Can you transcribe every line exactly and leave the pictures behind?

________________________

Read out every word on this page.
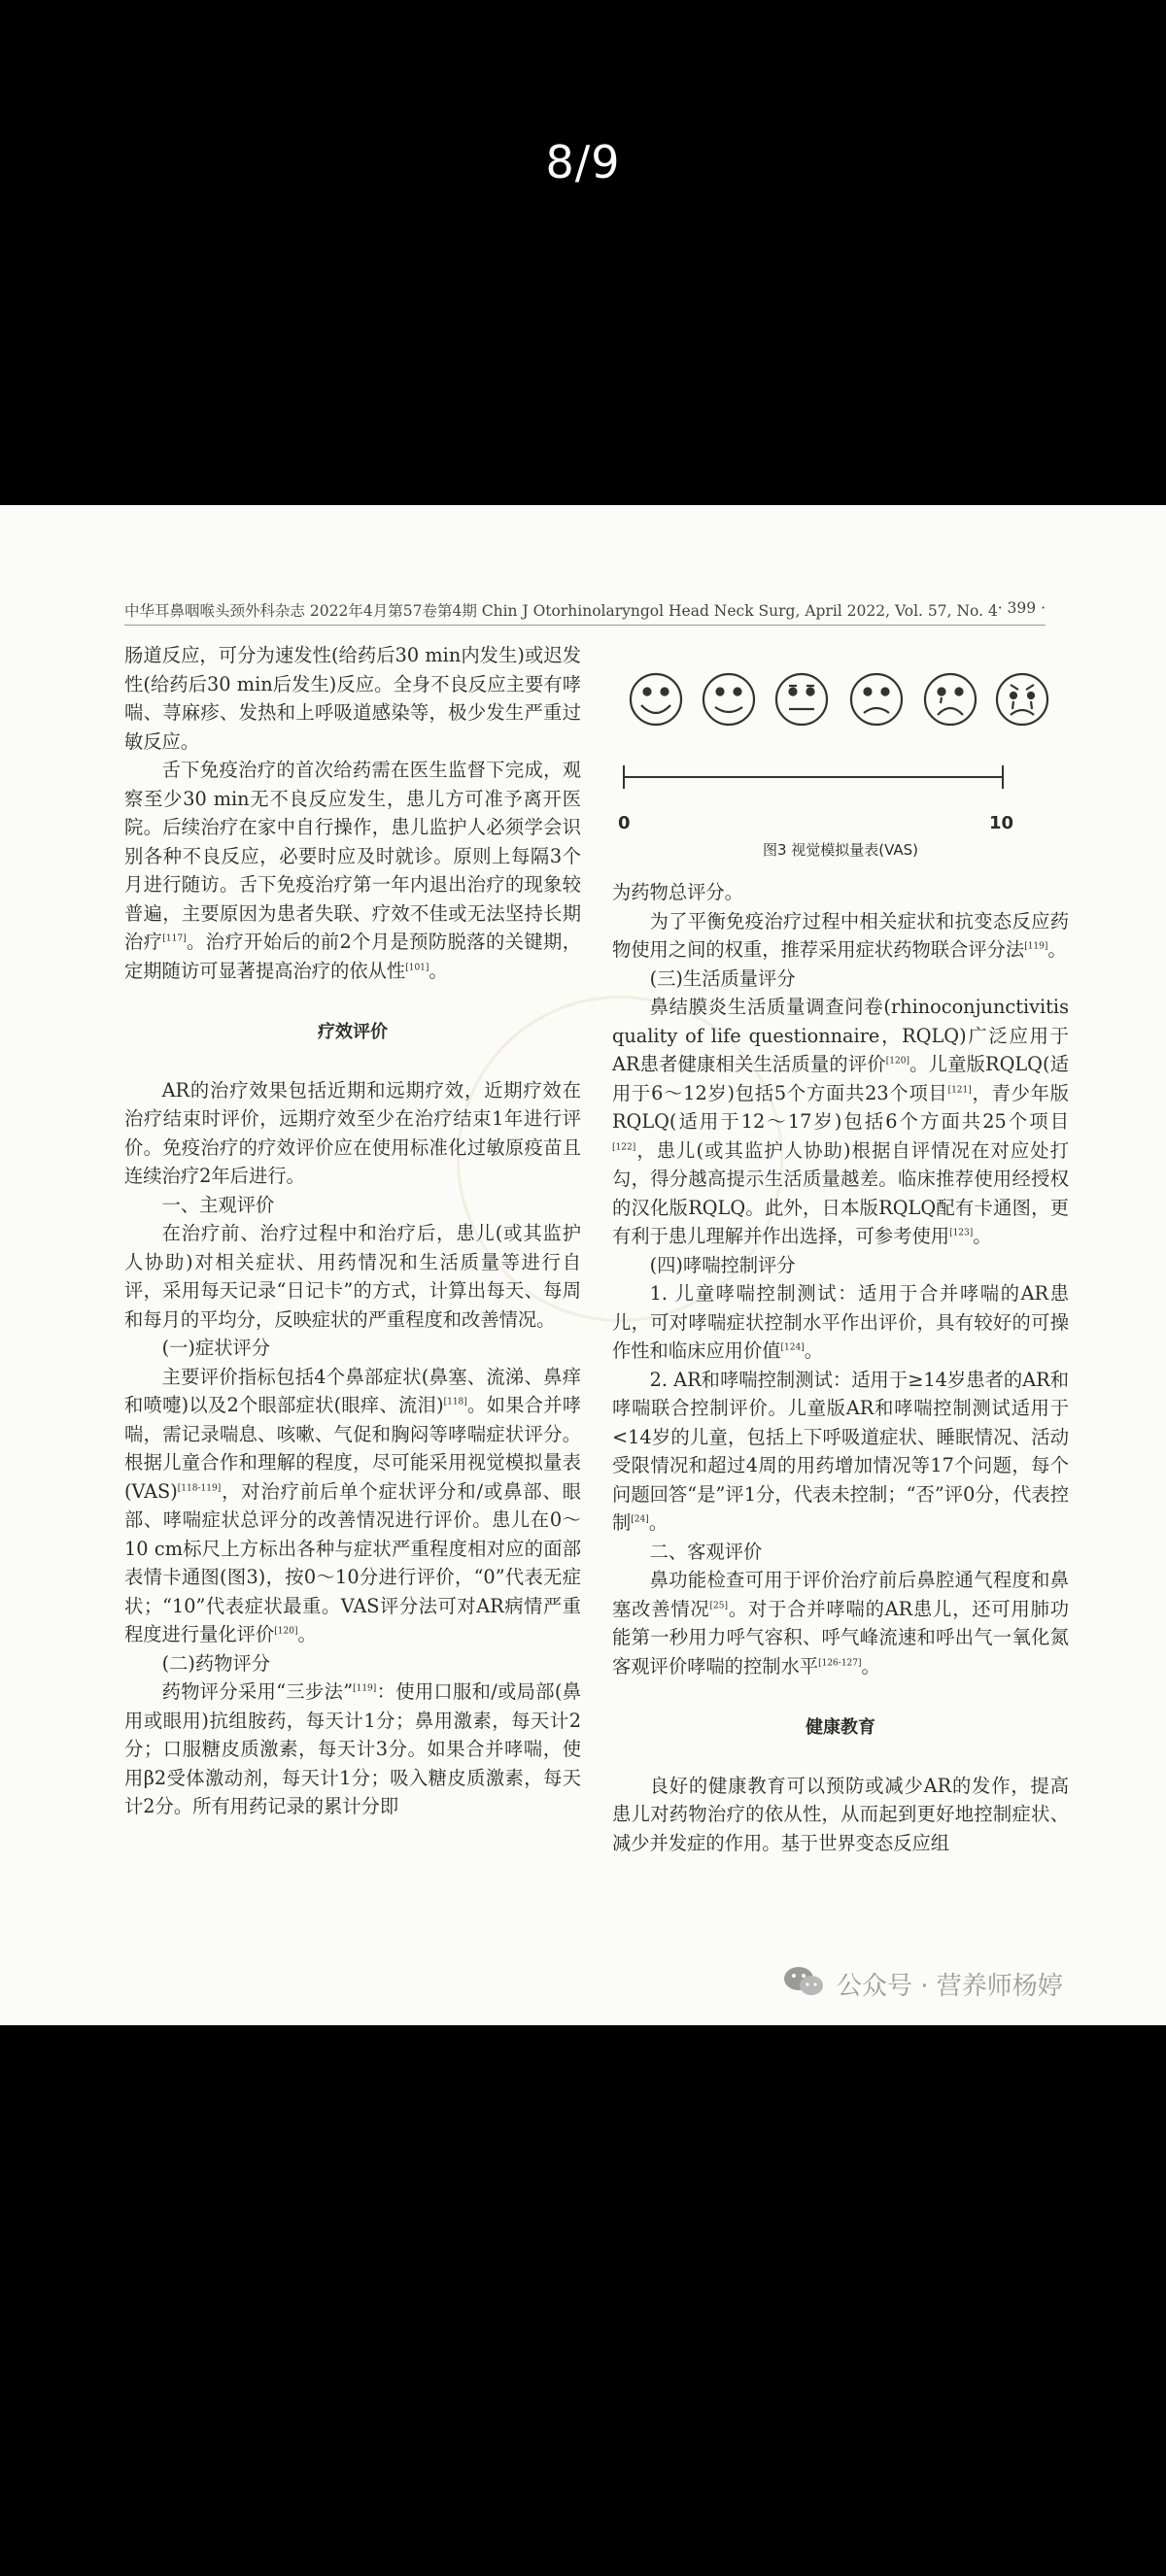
8/9
中华耳鼻咽喉头颈外科杂志 2022年4月第57卷第4期 Chin J Otorhinolaryngol Head Neck Surg, April 2022, Vol. 57, No. 4 · 399 ·

肠道反应，可分为速发性(给药后30 min内发生)或迟发性(给药后30 min后发生)反应。全身不良反应主要有哮喘、荨麻疹、发热和上呼吸道感染等，极少发生严重过敏反应。

舌下免疫治疗的首次给药需在医生监督下完成，观察至少30 min无不良反应发生，患儿方可准予离开医院。后续治疗在家中自行操作，患儿监护人必须学会识别各种不良反应，必要时应及时就诊。原则上每隔3个月进行随访。舌下免疫治疗第一年内退出治疗的现象较普遍，主要原因为患者失联、疗效不佳或无法坚持长期治疗[117]。治疗开始后的前2个月是预防脱落的关键期，定期随访可显著提高治疗的依从性[101]。

疗效评价

AR的治疗效果包括近期和远期疗效，近期疗效在治疗结束时评价，远期疗效至少在治疗结束1年进行评价。免疫治疗的疗效评价应在使用标准化过敏原疫苗且连续治疗2年后进行。

一、主观评价

在治疗前、治疗过程中和治疗后，患儿(或其监护人协助)对相关症状、用药情况和生活质量等进行自评，采用每天记录“日记卡”的方式，计算出每天、每周和每月的平均分，反映症状的严重程度和改善情况。

(一)症状评分

主要评价指标包括4个鼻部症状(鼻塞、流涕、鼻痒和喷嚏)以及2个眼部症状(眼痒、流泪)[118]。如果合并哮喘，需记录喘息、咳嗽、气促和胸闷等哮喘症状评分。根据儿童合作和理解的程度，尽可能采用视觉模拟量表(VAS)[118-119]，对治疗前后单个症状评分和/或鼻部、眼部、哮喘症状总评分的改善情况进行评价。患儿在0～10 cm标尺上方标出各种与症状严重程度相对应的面部表情卡通图(图3)，按0～10分进行评价，“0”代表无症状；“10”代表症状最重。VAS评分法可对AR病情严重程度进行量化评价[120]。

(二)药物评分

药物评分采用“三步法”[119]：使用口服和/或局部(鼻用或眼用)抗组胺药，每天计1分；鼻用激素，每天计2分；口服糖皮质激素，每天计3分。如果合并哮喘，使用β2受体激动剂，每天计1分；吸入糖皮质激素，每天计2分。所有用药记录的累计分即

0	10
图3 视觉模拟量表(VAS)

为药物总评分。

为了平衡免疫治疗过程中相关症状和抗变态反应药物使用之间的权重，推荐采用症状药物联合评分法[119]。

(三)生活质量评分

鼻结膜炎生活质量调查问卷(rhinoconjunctivitis quality of life questionnaire，RQLQ)广泛应用于AR患者健康相关生活质量的评价[120]。儿童版RQLQ(适用于6～12岁)包括5个方面共23个项目[121]，青少年版RQLQ(适用于12～17岁)包括6个方面共25个项目[122]，患儿(或其监护人协助)根据自评情况在对应处打勾，得分越高提示生活质量越差。临床推荐使用经授权的汉化版RQLQ。此外，日本版RQLQ配有卡通图，更有利于患儿理解并作出选择，可参考使用[123]。

(四)哮喘控制评分

1. 儿童哮喘控制测试：适用于合并哮喘的AR患儿，可对哮喘症状控制水平作出评价，具有较好的可操作性和临床应用价值[124]。

2. AR和哮喘控制测试：适用于≥14岁患者的AR和哮喘联合控制评价。儿童版AR和哮喘控制测试适用于<14岁的儿童，包括上下呼吸道症状、睡眠情况、活动受限情况和超过4周的用药增加情况等17个问题，每个问题回答“是”评1分，代表未控制；“否”评0分，代表控制[24]。

二、客观评价

鼻功能检查可用于评价治疗前后鼻腔通气程度和鼻塞改善情况[25]。对于合并哮喘的AR患儿，还可用肺功能第一秒用力呼气容积、呼气峰流速和呼出气一氧化氮客观评价哮喘的控制水平[126-127]。

健康教育

良好的健康教育可以预防或减少AR的发作，提高患儿对药物治疗的依从性，从而起到更好地控制症状、减少并发症的作用。基于世界变态反应组

公众号 · 营养师杨婷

________________________

- _Solution to this exercise_:
Read out every word on this page.
8/9
中华耳鼻咽喉头颈外科杂志 2022年4月第57卷第4期 Chin J Otorhinolaryngol Head Neck Surg, April 2022, Vol. 57, No. 4 · 399 ·

肠道反应，可分为速发性(给药后30 min内发生)或迟发性(给药后30 min后发生)反应。全身不良反应主要有哮喘、荨麻疹、发热和上呼吸道感染等，极少发生严重过敏反应。

舌下免疫治疗的首次给药需在医生监督下完成，观察至少30 min无不良反应发生，患儿方可准予离开医院。后续治疗在家中自行操作，患儿监护人必须学会识别各种不良反应，必要时应及时就诊。原则上每隔3个月进行随访。舌下免疫治疗第一年内退出治疗的现象较普遍，主要原因为患者失联、疗效不佳或无法坚持长期治疗[117]。治疗开始后的前2个月是预防脱落的关键期，定期随访可显著提高治疗的依从性[101]。

疗效评价

AR的治疗效果包括近期和远期疗效，近期疗效在治疗结束时评价，远期疗效至少在治疗结束1年进行评价。免疫治疗的疗效评价应在使用标准化过敏原疫苗且连续治疗2年后进行。

一、主观评价

在治疗前、治疗过程中和治疗后，患儿(或其监护人协助)对相关症状、用药情况和生活质量等进行自评，采用每天记录“日记卡”的方式，计算出每天、每周和每月的平均分，反映症状的严重程度和改善情况。

(一)症状评分

主要评价指标包括4个鼻部症状(鼻塞、流涕、鼻痒和喷嚏)以及2个眼部症状(眼痒、流泪)[118]。如果合并哮喘，需记录喘息、咳嗽、气促和胸闷等哮喘症状评分。根据儿童合作和理解的程度，尽可能采用视觉模拟量表(VAS)[118-119]，对治疗前后单个症状评分和/或鼻部、眼部、哮喘症状总评分的改善情况进行评价。患儿在0～10 cm标尺上方标出各种与症状严重程度相对应的面部表情卡通图(图3)，按0～10分进行评价，“0”代表无症状；“10”代表症状最重。VAS评分法可对AR病情严重程度进行量化评价[120]。

(二)药物评分

药物评分采用“三步法”[119]：使用口服和/或局部(鼻用或眼用)抗组胺药，每天计1分；鼻用激素，每天计2分；口服糖皮质激素，每天计3分。如果合并哮喘，使用β2受体激动剂，每天计1分；吸入糖皮质激素，每天计2分。所有用药记录的累计分即

0	10
图3 视觉模拟量表(VAS)

为药物总评分。

为了平衡免疫治疗过程中相关症状和抗变态反应药物使用之间的权重，推荐采用症状药物联合评分法[119]。

(三)生活质量评分

鼻结膜炎生活质量调查问卷(rhinoconjunctivitis quality of life questionnaire，RQLQ)广泛应用于AR患者健康相关生活质量的评价[120]。儿童版RQLQ(适用于6～12岁)包括5个方面共23个项目[121]，青少年版RQLQ(适用于12～17岁)包括6个方面共25个项目[122]，患儿(或其监护人协助)根据自评情况在对应处打勾，得分越高提示生活质量越差。临床推荐使用经授权的汉化版RQLQ。此外，日本版RQLQ配有卡通图，更有利于患儿理解并作出选择，可参考使用[123]。

(四)哮喘控制评分

1. 儿童哮喘控制测试：适用于合并哮喘的AR患儿，可对哮喘症状控制水平作出评价，具有较好的可操作性和临床应用价值[124]。

2. AR和哮喘控制测试：适用于≥14岁患者的AR和哮喘联合控制评价。儿童版AR和哮喘控制测试适用于<14岁的儿童，包括上下呼吸道症状、睡眠情况、活动受限情况和超过4周的用药增加情况等17个问题，每个问题回答“是”评1分，代表未控制；“否”评0分，代表控制[24]。

二、客观评价

鼻功能检查可用于评价治疗前后鼻腔通气程度和鼻塞改善情况[25]。对于合并哮喘的AR患儿，还可用肺功能第一秒用力呼气容积、呼气峰流速和呼出气一氧化氮客观评价哮喘的控制水平[126-127]。

健康教育

良好的健康教育可以预防或减少AR的发作，提高患儿对药物治疗的依从性，从而起到更好地控制症状、减少并发症的作用。基于世界变态反应组

公众号 · 营养师杨婷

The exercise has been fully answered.